Work to do
Identify and copy all lines of the material where the string "magnitude" is found.
>> Begin
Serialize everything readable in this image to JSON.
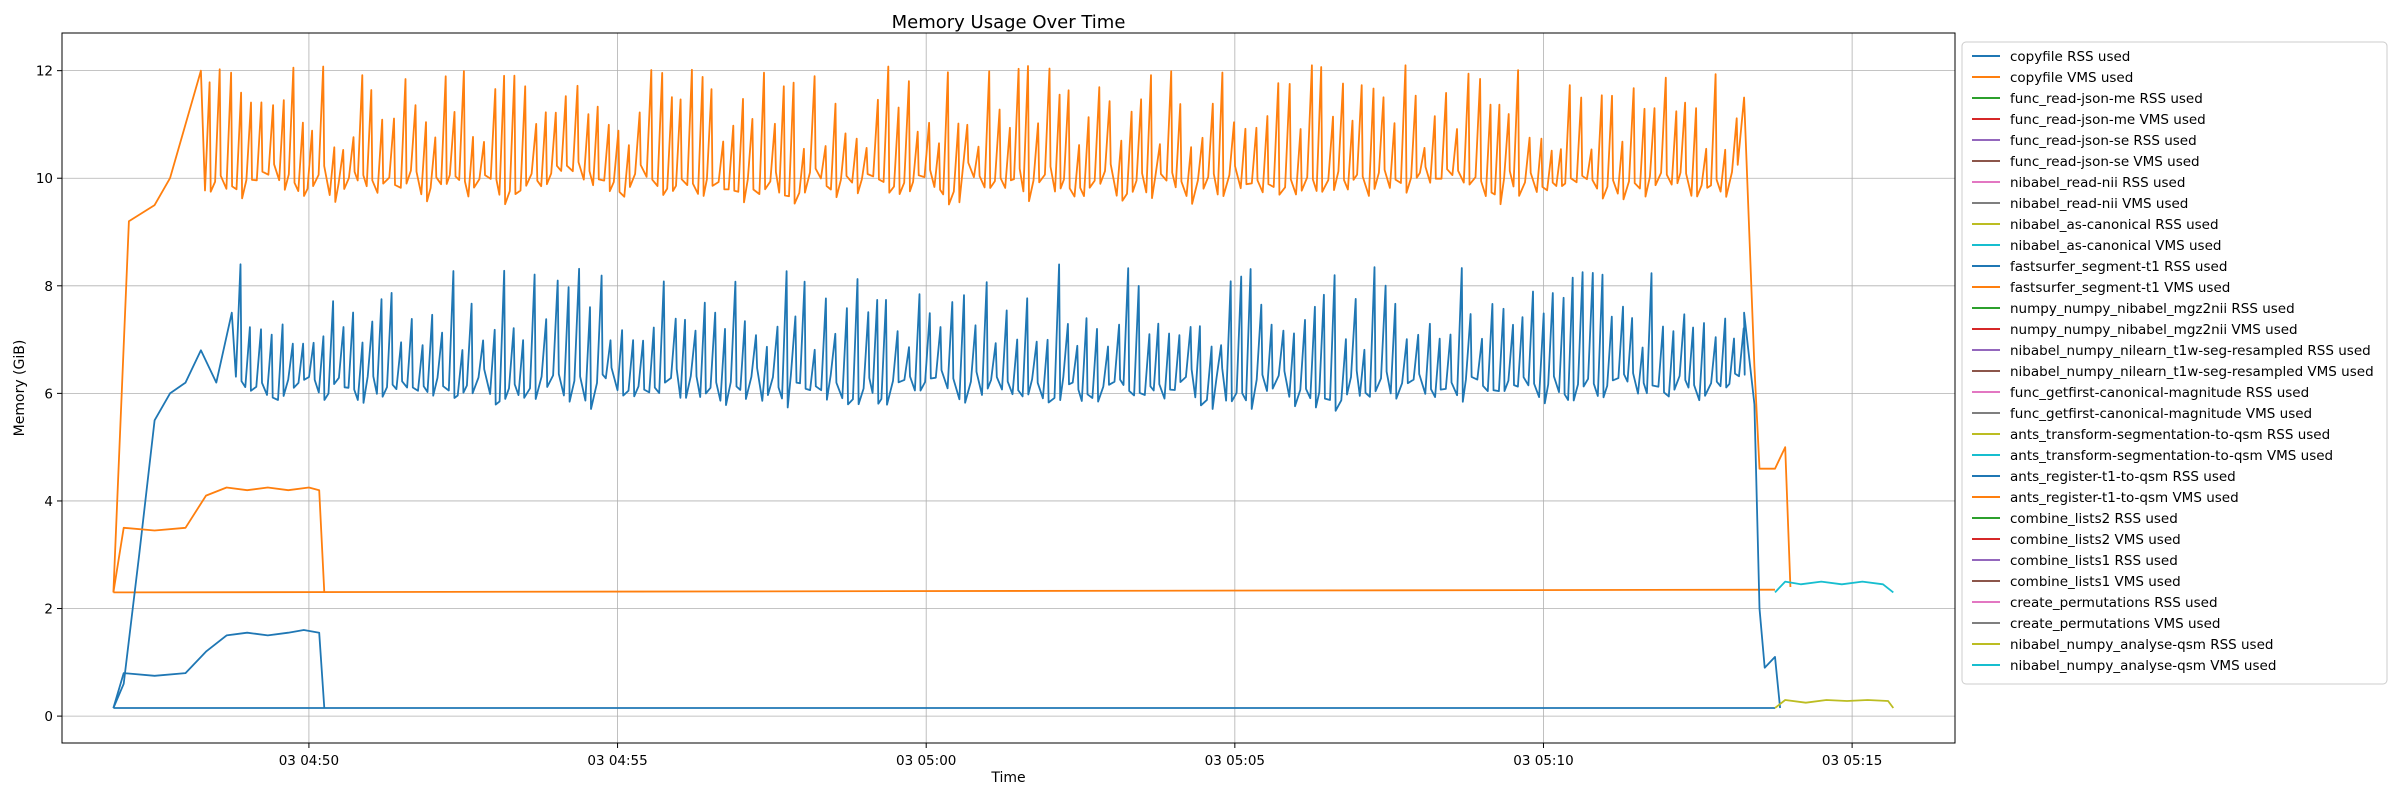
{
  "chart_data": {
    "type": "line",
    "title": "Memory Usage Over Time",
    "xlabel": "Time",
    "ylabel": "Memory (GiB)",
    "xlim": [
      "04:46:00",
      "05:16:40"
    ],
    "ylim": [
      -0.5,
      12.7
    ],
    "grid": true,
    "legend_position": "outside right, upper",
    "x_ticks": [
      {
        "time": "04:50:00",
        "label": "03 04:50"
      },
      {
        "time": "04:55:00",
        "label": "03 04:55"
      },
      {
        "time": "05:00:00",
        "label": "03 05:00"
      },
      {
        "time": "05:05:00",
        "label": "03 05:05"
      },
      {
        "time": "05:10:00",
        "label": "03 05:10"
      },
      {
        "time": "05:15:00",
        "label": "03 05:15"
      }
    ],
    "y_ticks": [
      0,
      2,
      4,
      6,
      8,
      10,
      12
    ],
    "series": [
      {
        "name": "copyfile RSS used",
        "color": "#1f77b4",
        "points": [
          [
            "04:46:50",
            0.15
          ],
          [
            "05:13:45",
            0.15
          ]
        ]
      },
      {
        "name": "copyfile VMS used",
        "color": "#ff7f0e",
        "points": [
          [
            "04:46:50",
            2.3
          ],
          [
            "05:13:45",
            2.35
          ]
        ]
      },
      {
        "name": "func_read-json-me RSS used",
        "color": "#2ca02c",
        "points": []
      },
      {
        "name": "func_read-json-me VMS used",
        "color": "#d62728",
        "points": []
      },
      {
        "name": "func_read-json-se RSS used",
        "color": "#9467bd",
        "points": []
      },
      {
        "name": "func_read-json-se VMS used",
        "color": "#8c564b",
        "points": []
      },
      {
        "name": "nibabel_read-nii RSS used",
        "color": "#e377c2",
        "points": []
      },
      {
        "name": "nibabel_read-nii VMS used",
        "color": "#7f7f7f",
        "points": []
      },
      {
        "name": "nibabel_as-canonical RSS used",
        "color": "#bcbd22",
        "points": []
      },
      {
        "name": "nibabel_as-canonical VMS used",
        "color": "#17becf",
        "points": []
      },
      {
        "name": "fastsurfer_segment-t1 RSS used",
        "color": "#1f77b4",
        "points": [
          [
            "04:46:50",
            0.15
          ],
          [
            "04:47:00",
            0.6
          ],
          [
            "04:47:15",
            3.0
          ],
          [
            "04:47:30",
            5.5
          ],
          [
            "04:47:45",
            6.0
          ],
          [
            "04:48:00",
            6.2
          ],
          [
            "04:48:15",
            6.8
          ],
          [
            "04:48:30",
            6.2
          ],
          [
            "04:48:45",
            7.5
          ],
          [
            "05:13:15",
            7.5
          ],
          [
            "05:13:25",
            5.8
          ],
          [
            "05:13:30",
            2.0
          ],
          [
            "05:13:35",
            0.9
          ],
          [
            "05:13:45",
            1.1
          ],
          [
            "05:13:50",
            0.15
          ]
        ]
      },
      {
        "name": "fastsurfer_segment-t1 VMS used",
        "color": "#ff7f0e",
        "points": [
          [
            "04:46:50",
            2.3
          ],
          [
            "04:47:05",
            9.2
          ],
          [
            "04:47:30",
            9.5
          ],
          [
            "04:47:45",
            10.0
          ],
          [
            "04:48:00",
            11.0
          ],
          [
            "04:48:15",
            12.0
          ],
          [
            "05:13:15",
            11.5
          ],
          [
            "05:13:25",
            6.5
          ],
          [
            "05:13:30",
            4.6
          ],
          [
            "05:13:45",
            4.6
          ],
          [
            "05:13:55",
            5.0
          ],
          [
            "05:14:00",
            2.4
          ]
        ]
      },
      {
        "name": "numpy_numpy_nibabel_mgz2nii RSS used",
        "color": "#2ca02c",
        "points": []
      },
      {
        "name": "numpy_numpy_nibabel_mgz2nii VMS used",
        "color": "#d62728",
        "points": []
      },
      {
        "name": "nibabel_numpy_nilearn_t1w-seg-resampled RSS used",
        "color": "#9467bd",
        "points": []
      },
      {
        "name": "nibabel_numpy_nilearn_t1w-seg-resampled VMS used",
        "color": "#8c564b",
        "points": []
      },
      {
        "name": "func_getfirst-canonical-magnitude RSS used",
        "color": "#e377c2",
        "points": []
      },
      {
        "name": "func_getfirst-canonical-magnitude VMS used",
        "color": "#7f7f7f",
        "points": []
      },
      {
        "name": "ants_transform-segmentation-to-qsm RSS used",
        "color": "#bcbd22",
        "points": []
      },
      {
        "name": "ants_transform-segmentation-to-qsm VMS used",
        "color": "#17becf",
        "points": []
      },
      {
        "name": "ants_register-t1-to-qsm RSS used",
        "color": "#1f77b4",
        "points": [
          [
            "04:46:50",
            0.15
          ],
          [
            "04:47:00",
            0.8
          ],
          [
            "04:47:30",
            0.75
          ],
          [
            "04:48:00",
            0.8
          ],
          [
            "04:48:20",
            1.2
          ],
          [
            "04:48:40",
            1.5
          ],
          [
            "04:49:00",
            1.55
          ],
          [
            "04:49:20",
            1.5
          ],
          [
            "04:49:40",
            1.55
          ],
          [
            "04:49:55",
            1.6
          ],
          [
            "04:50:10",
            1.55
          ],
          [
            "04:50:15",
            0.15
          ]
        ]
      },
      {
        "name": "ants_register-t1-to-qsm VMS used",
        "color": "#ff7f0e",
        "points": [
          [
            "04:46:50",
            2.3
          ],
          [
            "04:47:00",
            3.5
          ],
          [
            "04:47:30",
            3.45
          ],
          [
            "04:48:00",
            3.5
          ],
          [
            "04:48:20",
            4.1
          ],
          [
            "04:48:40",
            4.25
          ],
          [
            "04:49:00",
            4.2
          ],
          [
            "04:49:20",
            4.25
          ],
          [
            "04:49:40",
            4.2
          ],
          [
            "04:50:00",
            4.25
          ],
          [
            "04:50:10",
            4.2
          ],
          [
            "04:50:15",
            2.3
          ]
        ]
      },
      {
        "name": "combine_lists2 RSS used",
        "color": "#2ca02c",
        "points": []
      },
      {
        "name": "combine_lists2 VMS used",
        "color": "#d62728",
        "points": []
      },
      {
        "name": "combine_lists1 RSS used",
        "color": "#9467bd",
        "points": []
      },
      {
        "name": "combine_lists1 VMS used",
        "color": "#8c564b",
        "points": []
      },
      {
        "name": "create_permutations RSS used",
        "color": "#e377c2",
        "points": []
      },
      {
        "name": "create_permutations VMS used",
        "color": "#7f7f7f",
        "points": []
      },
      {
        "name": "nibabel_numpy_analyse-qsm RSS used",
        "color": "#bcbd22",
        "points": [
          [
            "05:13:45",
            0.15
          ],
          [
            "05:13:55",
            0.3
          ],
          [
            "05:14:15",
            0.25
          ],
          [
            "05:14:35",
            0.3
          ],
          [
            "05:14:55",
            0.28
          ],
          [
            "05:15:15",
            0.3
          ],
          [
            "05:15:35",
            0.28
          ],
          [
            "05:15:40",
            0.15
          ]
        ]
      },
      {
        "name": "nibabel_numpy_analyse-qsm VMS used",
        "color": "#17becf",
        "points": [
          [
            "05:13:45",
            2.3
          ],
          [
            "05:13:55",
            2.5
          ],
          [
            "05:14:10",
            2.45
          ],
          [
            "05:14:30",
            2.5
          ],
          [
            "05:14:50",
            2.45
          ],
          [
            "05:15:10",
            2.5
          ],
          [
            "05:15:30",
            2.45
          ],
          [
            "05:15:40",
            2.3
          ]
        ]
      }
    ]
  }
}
>> End
>> Begin
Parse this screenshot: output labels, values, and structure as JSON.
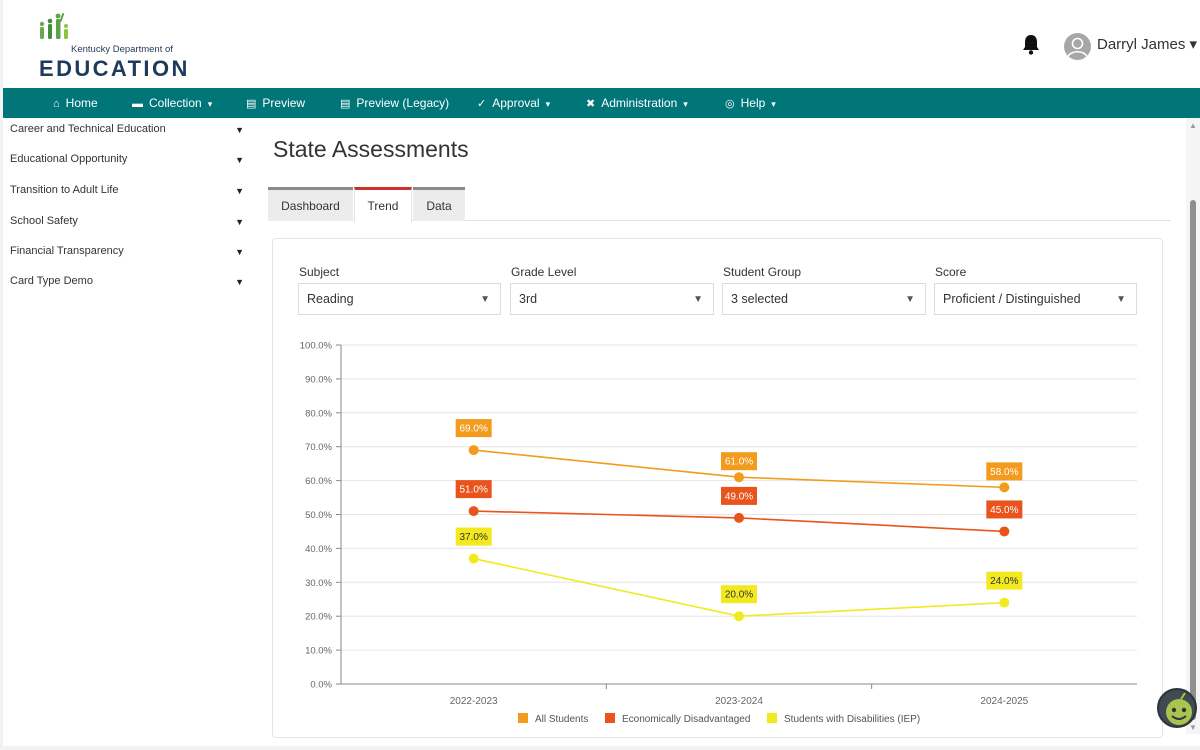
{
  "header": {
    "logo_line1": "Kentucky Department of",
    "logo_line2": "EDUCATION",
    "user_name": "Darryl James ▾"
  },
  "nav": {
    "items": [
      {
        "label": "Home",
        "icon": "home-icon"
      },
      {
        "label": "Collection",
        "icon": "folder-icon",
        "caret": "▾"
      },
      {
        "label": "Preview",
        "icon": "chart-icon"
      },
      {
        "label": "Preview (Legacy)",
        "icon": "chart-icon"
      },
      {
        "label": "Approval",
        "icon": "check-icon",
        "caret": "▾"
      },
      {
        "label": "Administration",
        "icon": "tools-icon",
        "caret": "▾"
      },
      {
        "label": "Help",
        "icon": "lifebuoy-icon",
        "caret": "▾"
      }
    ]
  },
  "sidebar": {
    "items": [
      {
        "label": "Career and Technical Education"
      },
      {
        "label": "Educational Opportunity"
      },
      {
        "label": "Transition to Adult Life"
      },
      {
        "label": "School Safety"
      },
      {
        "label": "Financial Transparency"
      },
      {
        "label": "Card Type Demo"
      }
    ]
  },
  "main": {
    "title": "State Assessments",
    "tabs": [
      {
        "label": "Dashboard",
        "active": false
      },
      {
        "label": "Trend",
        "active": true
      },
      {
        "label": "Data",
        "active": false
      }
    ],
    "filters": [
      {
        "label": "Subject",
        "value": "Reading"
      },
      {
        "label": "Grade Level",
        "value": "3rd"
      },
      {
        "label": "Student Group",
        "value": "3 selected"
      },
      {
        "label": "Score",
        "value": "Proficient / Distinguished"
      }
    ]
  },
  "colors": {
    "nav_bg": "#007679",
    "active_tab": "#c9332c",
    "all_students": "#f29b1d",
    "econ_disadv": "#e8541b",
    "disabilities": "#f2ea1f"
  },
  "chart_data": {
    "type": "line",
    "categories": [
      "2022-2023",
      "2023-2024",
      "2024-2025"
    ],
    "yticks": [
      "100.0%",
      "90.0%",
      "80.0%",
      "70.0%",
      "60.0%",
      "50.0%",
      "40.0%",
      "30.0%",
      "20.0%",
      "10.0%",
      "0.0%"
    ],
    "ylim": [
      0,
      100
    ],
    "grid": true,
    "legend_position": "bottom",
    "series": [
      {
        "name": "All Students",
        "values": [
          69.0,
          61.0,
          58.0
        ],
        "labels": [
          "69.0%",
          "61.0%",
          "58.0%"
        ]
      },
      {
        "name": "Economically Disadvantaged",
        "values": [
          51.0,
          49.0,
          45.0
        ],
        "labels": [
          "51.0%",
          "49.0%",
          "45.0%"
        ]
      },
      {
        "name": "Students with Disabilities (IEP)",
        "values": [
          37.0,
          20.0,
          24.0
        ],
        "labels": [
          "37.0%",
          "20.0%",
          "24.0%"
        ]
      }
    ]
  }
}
>> End
Solution to this problem
        "name": "func_getfirst-canonical-magnitude RSS used",
        "name": "func_getfirst-canonical-magnitude VMS used",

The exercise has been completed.